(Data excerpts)
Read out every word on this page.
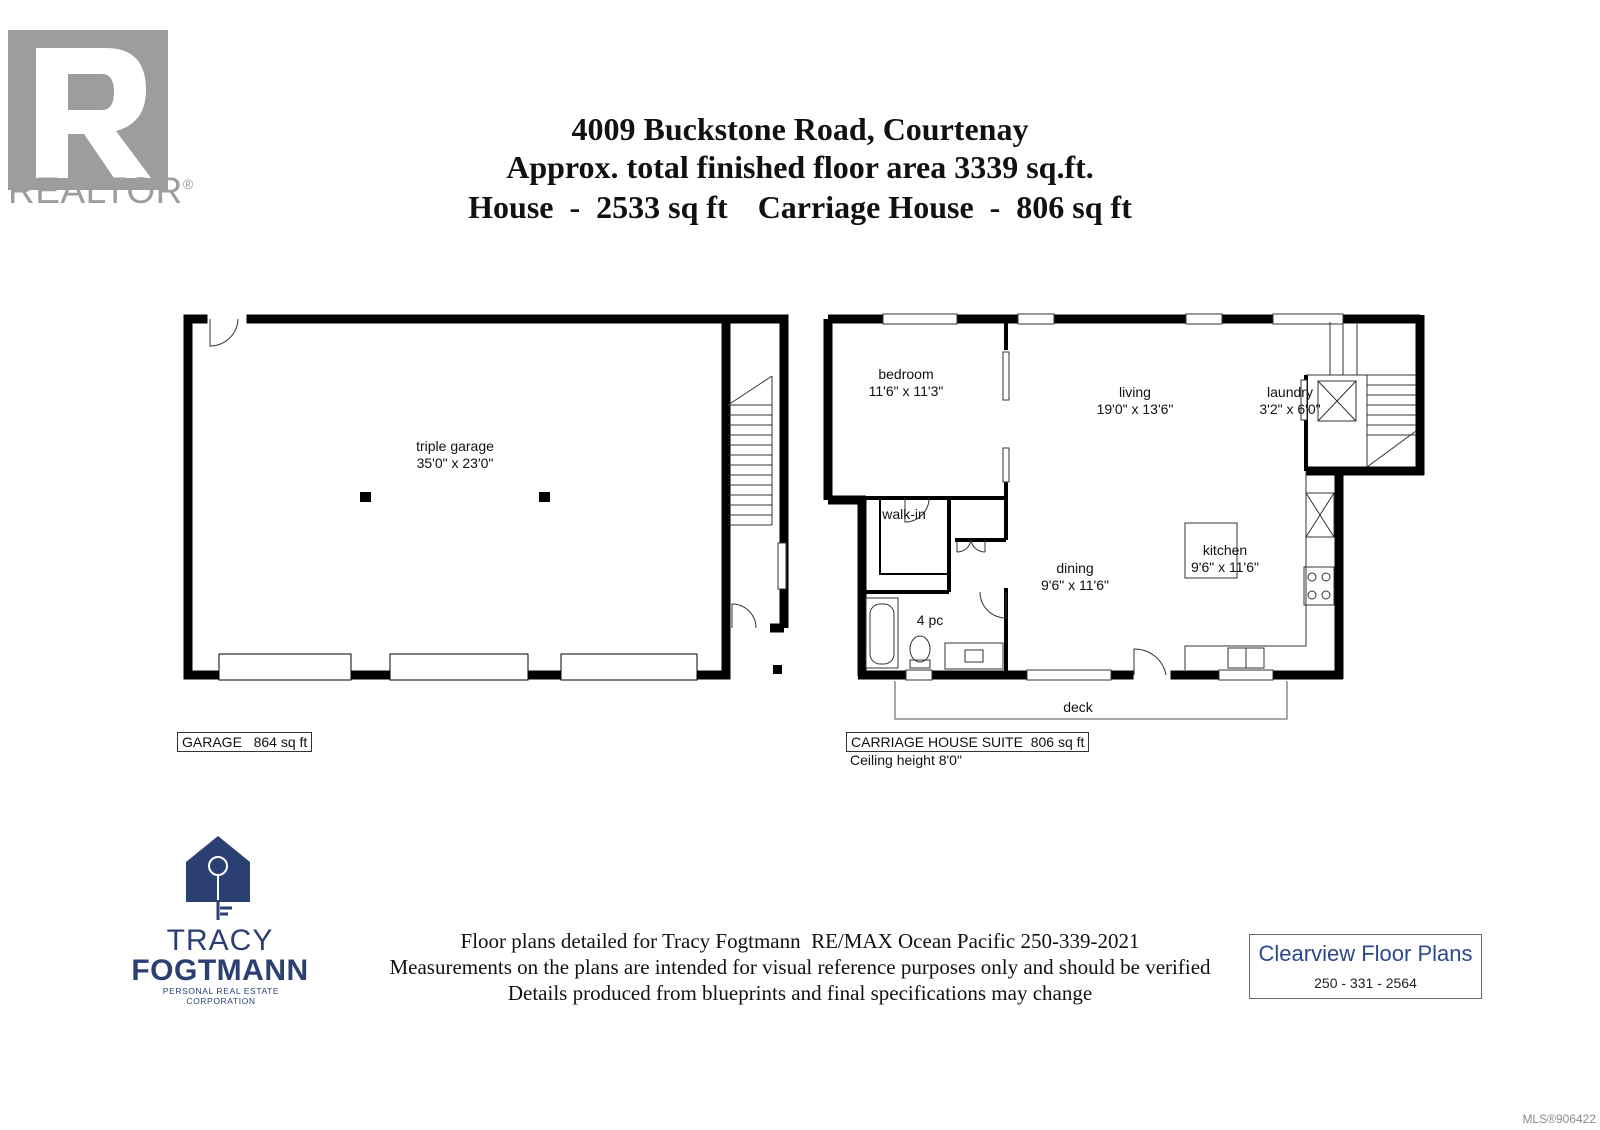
REALTOR®
4009 Buckstone Road, Courtenay
Approx. total finished floor area 3339 sq.ft.
House  -  2533 sq ft Carriage House  -  806 sq ft
triple garage
35'0" x 23'0"
GARAGE   864 sq ft
bedroom
11'6" x 11'3"	living
19'0" x 13'6"
laundry
3'2" x 6'0"
walk-in
dining
9'6" x 11'6"
kitchen
9'6" x 11'6"
4 pc
deck
CARRIAGE HOUSE SUITE  806 sq ft
Ceiling height 8'0"
TRACY
FOGTMANN
PERSONAL REAL ESTATE CORPORATION
Floor plans detailed for Tracy Fogtmann  RE/MAX Ocean Pacific 250-339-2021
Measurements on the plans are intended for visual reference purposes only and should be verified
Details produced from blueprints and final specifications may change
Clearview Floor Plans
250 - 331 - 2564
MLS®906422
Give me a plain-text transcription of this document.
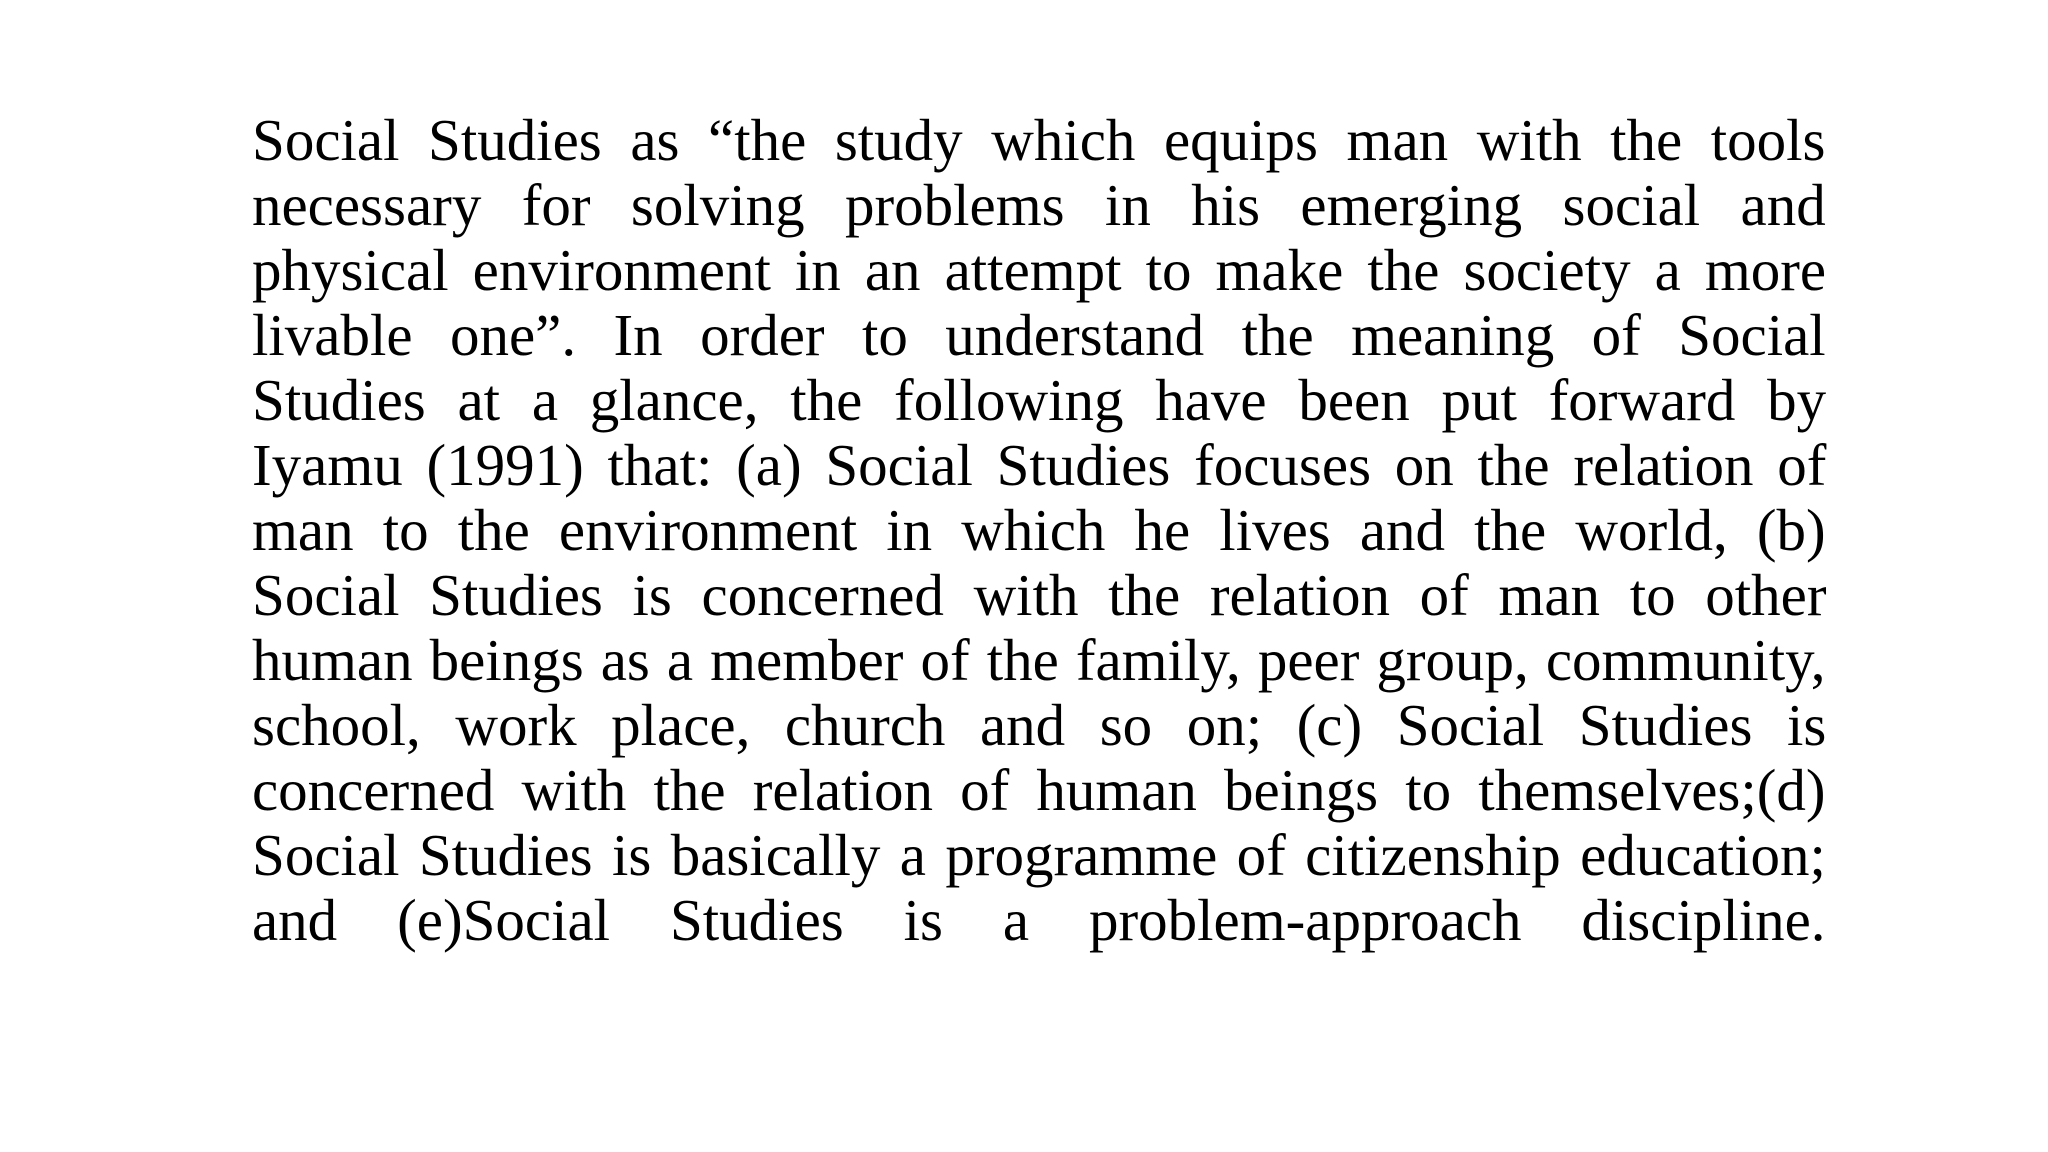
Social Studies as “the study which equips man with the tools
necessary for solving problems in his emerging social and
physical environment in an attempt to make the society a more
livable one”. In order to understand the meaning of Social
Studies at a glance, the following have been put forward by
Iyamu (1991) that: (a) Social Studies focuses on the relation of
man to the environment in which he lives and the world, (b)
Social Studies is concerned with the relation of man to other
human beings as a member of the family, peer group, community,
school, work place, church and so on; (c) Social Studies is
concerned with the relation of human beings to themselves;(d)
Social Studies is basically a programme of citizenship education;
and (e)Social Studies is a problem-approach discipline.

_STATED PROBLEM:_
Search the lines above for the string "human" and copy each line that has it.

_PROBLEM SOLUTION:_
human beings as a member of the family, peer group, community,
concerned with the relation of human beings to themselves;(d)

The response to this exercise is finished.